====== Working data ======
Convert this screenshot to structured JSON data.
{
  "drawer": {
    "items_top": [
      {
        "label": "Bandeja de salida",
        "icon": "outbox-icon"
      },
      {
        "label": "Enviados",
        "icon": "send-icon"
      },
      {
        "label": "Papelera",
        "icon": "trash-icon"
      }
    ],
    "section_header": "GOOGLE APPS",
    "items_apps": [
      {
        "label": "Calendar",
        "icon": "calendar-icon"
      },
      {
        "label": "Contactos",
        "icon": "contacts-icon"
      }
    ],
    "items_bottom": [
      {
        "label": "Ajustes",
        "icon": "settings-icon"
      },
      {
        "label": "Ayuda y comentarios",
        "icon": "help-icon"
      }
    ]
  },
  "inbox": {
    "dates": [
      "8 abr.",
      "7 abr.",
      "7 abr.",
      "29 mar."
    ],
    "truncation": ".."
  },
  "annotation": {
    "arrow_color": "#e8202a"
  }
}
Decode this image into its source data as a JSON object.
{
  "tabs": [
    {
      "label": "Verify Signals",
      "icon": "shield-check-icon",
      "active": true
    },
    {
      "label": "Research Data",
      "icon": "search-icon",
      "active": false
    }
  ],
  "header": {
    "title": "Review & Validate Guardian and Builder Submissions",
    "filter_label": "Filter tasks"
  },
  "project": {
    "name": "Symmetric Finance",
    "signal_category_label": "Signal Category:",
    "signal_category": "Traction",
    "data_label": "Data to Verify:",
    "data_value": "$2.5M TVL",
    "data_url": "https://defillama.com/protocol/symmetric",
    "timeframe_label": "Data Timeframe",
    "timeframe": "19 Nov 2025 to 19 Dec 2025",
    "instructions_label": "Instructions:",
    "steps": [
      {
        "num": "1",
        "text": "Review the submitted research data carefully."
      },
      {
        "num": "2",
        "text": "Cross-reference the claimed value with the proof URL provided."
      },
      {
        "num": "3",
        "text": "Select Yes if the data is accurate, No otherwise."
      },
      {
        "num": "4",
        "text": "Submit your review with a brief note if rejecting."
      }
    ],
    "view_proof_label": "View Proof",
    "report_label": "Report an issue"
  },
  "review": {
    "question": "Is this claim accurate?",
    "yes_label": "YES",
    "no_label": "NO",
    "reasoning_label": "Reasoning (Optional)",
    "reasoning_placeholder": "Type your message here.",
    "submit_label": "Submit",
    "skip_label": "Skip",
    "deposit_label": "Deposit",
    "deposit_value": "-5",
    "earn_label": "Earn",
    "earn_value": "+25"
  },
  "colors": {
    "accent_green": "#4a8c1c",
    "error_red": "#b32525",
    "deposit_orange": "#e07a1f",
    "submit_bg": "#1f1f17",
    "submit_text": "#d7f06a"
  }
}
======
Short problem
Pull out all lines from the entries above that include the word "with".

Finished answer
        "text": "Cross-reference the claimed value with the proof URL provided."
        "text": "Submit your review with a brief note if rejecting."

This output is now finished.